▶ [Material provided]:
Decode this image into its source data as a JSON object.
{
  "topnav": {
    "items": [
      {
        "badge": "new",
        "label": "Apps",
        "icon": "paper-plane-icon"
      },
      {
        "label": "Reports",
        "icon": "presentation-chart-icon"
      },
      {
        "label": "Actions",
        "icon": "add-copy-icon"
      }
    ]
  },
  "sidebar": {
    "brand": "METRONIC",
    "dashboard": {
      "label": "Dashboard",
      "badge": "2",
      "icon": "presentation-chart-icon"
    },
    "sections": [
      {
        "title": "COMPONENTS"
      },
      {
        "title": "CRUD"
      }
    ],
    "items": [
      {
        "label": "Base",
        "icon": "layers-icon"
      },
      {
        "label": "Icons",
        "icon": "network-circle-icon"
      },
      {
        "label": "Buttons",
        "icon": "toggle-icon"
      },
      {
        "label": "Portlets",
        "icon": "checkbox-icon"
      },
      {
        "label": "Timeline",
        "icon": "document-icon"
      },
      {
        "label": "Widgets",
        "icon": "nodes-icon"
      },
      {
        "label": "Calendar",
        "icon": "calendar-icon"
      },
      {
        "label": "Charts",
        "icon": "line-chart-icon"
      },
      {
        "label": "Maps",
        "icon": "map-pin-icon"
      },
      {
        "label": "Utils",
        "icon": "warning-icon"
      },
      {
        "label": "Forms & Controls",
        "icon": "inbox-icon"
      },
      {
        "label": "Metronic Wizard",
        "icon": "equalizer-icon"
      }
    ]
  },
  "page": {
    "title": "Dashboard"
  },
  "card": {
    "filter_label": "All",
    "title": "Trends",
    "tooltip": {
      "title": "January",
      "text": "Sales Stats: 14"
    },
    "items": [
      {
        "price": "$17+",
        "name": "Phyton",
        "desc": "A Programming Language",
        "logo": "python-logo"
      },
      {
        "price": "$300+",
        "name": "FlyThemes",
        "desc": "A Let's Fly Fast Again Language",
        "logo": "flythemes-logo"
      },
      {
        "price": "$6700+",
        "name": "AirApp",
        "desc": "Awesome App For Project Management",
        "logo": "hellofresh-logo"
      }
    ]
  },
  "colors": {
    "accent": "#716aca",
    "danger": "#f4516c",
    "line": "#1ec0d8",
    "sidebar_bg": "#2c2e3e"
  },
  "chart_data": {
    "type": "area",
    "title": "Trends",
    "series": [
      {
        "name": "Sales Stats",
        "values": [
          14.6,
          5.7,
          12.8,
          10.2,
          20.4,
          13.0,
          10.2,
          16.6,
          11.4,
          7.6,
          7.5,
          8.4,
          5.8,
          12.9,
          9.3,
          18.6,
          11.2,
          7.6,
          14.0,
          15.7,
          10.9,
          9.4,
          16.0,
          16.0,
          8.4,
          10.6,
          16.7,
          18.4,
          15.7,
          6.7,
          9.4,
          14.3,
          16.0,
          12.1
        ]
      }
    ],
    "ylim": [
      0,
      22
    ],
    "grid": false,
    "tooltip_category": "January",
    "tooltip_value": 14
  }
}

▶ [Objective]: Go through the records above and set each one down exactly, please.

▶ [Output of the task]:
Decode this image into its source data as a JSON object.
{
  "topnav": {
    "items": [
      {
        "badge": "new",
        "label": "Apps",
        "icon": "paper-plane-icon"
      },
      {
        "label": "Reports",
        "icon": "presentation-chart-icon"
      },
      {
        "label": "Actions",
        "icon": "add-copy-icon"
      }
    ]
  },
  "sidebar": {
    "brand": "METRONIC",
    "dashboard": {
      "label": "Dashboard",
      "badge": "2",
      "icon": "presentation-chart-icon"
    },
    "sections": [
      {
        "title": "COMPONENTS"
      },
      {
        "title": "CRUD"
      }
    ],
    "items": [
      {
        "label": "Base",
        "icon": "layers-icon"
      },
      {
        "label": "Icons",
        "icon": "network-circle-icon"
      },
      {
        "label": "Buttons",
        "icon": "toggle-icon"
      },
      {
        "label": "Portlets",
        "icon": "checkbox-icon"
      },
      {
        "label": "Timeline",
        "icon": "document-icon"
      },
      {
        "label": "Widgets",
        "icon": "nodes-icon"
      },
      {
        "label": "Calendar",
        "icon": "calendar-icon"
      },
      {
        "label": "Charts",
        "icon": "line-chart-icon"
      },
      {
        "label": "Maps",
        "icon": "map-pin-icon"
      },
      {
        "label": "Utils",
        "icon": "warning-icon"
      },
      {
        "label": "Forms & Controls",
        "icon": "inbox-icon"
      },
      {
        "label": "Metronic Wizard",
        "icon": "equalizer-icon"
      }
    ]
  },
  "page": {
    "title": "Dashboard"
  },
  "card": {
    "filter_label": "All",
    "title": "Trends",
    "tooltip": {
      "title": "January",
      "text": "Sales Stats: 14"
    },
    "items": [
      {
        "price": "$17+",
        "name": "Phyton",
        "desc": "A Programming Language",
        "logo": "python-logo"
      },
      {
        "price": "$300+",
        "name": "FlyThemes",
        "desc": "A Let's Fly Fast Again Language",
        "logo": "flythemes-logo"
      },
      {
        "price": "$6700+",
        "name": "AirApp",
        "desc": "Awesome App For Project Management",
        "logo": "hellofresh-logo"
      }
    ]
  },
  "colors": {
    "accent": "#716aca",
    "danger": "#f4516c",
    "line": "#1ec0d8",
    "sidebar_bg": "#2c2e3e"
  },
  "chart_data": {
    "type": "area",
    "title": "Trends",
    "series": [
      {
        "name": "Sales Stats",
        "values": [
          14.6,
          5.7,
          12.8,
          10.2,
          20.4,
          13.0,
          10.2,
          16.6,
          11.4,
          7.6,
          7.5,
          8.4,
          5.8,
          12.9,
          9.3,
          18.6,
          11.2,
          7.6,
          14.0,
          15.7,
          10.9,
          9.4,
          16.0,
          16.0,
          8.4,
          10.6,
          16.7,
          18.4,
          15.7,
          6.7,
          9.4,
          14.3,
          16.0,
          12.1
        ]
      }
    ],
    "ylim": [
      0,
      22
    ],
    "grid": false,
    "tooltip_category": "January",
    "tooltip_value": 14
  }
}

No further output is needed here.